======== EXTRACTED TEXT ========
CMP EMBEDDED.COM

Login | Register     Welcome Guest  
HOME DESIGN PRODUCTS COLUMNS E-LEARNING CONFERENCES CODE FORUMS/BLOGS NEWSLETTERS CONTACT FEATURES RSS RSS

Linux for Real-Time Systems: Strategies and Solutions



TechOnline

The Linux operating system, specifically the Linux kernel, was designed and tuned by its creator, Linus Torvalds (and others) to provide a combination of throughput and fairness in the allocation of CPU resources. But, as Linux continues to move into industrial and embedded computing environments, other requirements come to the fore. Specifically, there is a growing need for guaranteed response to external events. Also, the application designer may need to rigorously control the allocation of CPU resources.

Three critical areas of kernel design impact responsiveness:

  1. External interrupt management
  2. Process (thread) preemptability
  3. Process (or thread) scheduling.

Here, the term "process" refers to the primary schedulable entity in the Linux kernel. Many operating systems directly schedule threads as entities separately represented in kernel data structures, and, in those cases, the term "thread" would be appropriate. However, because Linux uses most of the internal data structure of a process to represent a single thread, "process" is more appropriate.


External Interrupt Management
When an external interrupt occurs, an external interface and/or device needs attention or service. A system considered real-time must respond within a critical time window to many types of external interrupts. Hard real-time systems are those where failure of the system to respond by a particular deadline results in catastrophic failure of the control system. In other words, the deadline (whatever it may be) cannot be missed.

Soft real-time systems are those where the system under control degrades with increasing delays in responding to interrupts, but doesn't suffer a catastrophic failure. So missed deadlines, while not desirable, are allowable (because the event can be retried and/or recovered).

An important issue in external interrupt management is the use of an interrupt-off processor mode. Such a mode can be used to ensure the kernel is not reentered—when the hardware acknowledges an external interrupt and then executes a software interrupt handler. Reentrancy is a problem relative to critical sections of code execution, which must be executed from beginning to end without intervening operations to ensure correctness. A simple example of a critical section occurs when we increment a global integer variable—implemented in most machine architectures as a load from memory, an increment in a register, then a store back to memory. Intermixing these three operations across multiple execution streams will cause errors in the value of the stored integer.
======== EXCERPTED RECORDS ========
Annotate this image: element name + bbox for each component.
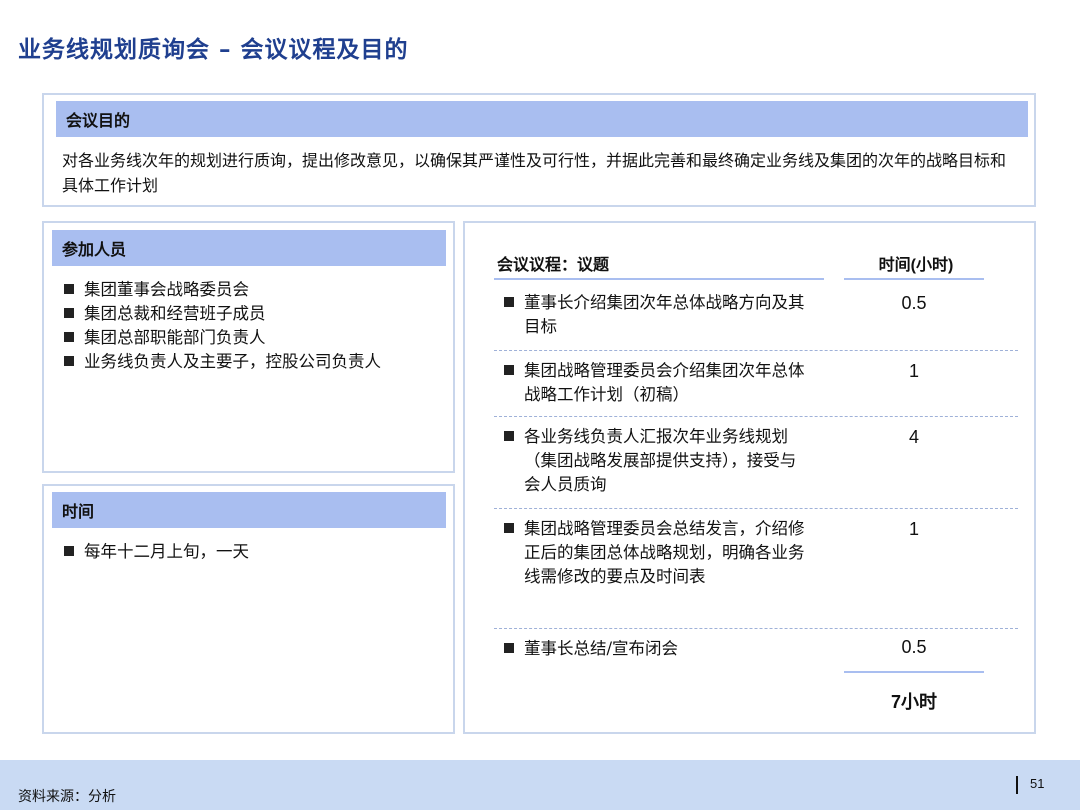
========
======== EXCERPTED RECORDS ========
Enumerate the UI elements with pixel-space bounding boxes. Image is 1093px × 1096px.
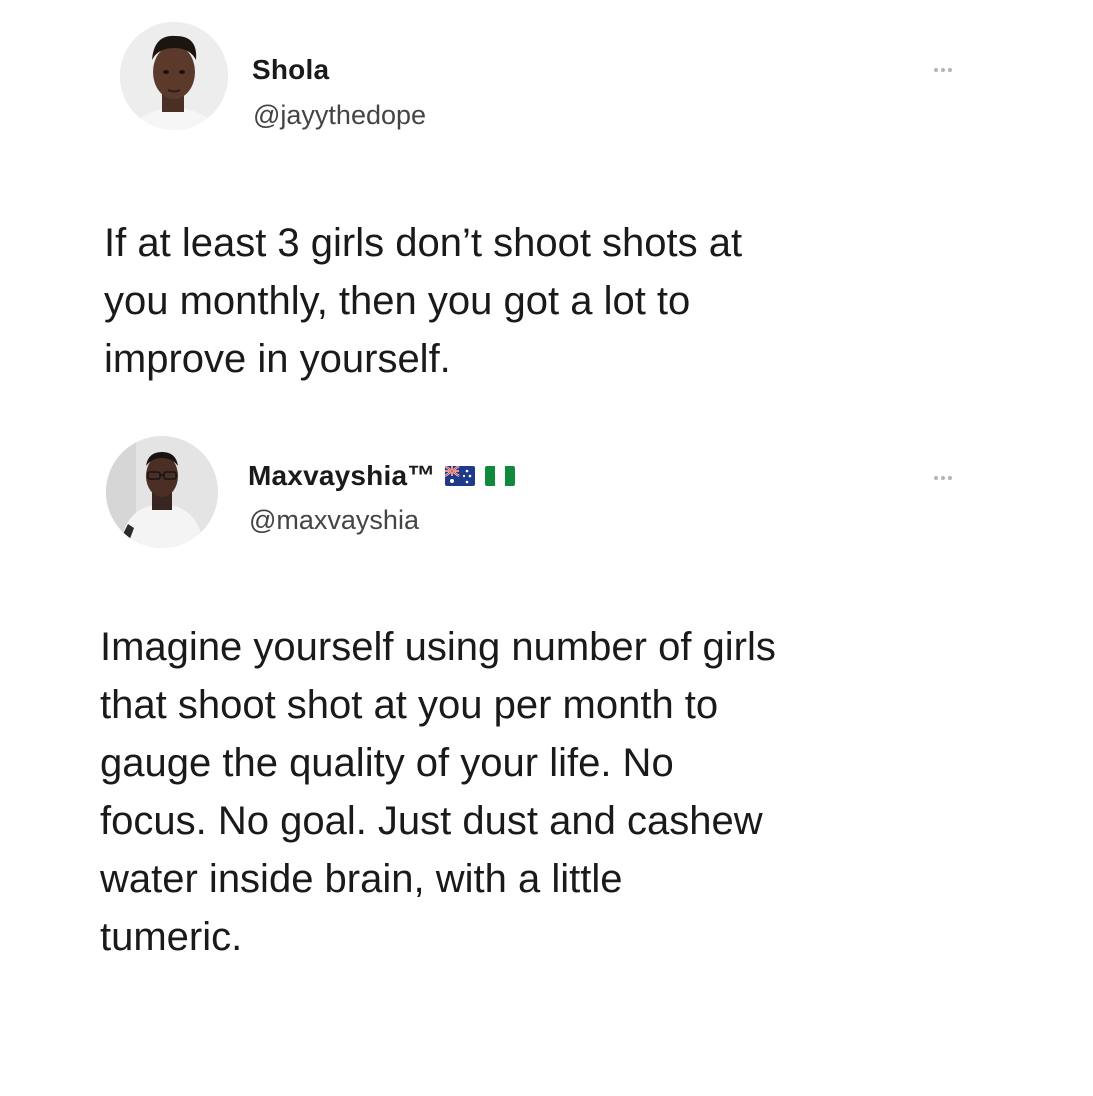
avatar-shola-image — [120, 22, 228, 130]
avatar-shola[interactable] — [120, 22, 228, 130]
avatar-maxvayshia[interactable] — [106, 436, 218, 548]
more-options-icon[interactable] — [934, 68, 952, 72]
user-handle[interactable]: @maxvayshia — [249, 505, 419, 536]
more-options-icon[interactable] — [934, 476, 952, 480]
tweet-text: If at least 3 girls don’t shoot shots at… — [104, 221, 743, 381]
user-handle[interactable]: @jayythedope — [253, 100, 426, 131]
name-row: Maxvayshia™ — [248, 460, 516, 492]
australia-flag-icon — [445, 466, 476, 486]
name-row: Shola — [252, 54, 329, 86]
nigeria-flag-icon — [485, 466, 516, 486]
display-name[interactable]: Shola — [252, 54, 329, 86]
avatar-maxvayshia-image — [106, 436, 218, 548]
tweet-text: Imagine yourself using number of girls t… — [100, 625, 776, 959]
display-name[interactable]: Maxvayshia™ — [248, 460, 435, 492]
========
YOUR INSTRUCTIONS. Pick up the article on Linux for real-time systems where it stops, after the sentence about intermixing the three operations.

RESPONSE.
Kernel architectures are frequently designed so that particular data structures and operations are off limits to interrupt handlers—so that the data structures and operations do not need protection from interrupt handlers. For the most part, this is the case in the Linux kernel. As a result, interrupt-off periods are not used extensively, but they are used and they do impact worst-case delays between the arrival of an external interrupt and initiation of the interrupt handler.

Another critical design issue for interrupt management is the ability of the system to nest interrupts—to accept a higher priority interrupt while still servicing an interrupt. By providing such a feature, the system designer can specify the relative priority of external event servicing, and ensure that critical external operations get priority of service by interrupt handlers. Linux does allow nested interrupts, and most hardware allows the priority of different interrupt types to be specified in some way.


Process Preemptability
Many systems have relatively simple software for real-time control; it can be entirely structured into the interrupt service routine associated with a particular I/O interface or device. But other control systems require more complex data-processing and/or control logic running with real-time constraints. Such systems employ user-level processes (single-threaded or multi-threaded), which are scheduled (directly or via signals) from external interrupt handlers. This type of architecture may cause system delays before executing the real-time process that must be run in response to an external event.

A simple approach to this problem would be to suppress or eliminate other system activity. But that would be unrealistic in most cases. A system complex enough to require real-time processes at the user level will also include non-real-time (or lower priority) processes for other operations. Examples of these operations include data processing, event logging, user interfacing, or other less time-critical applications. These processes may be executing when a high-priority external event generates an interrupt, causing the interrupt handler to schedule a user-level process that has a priority higher than the executing process.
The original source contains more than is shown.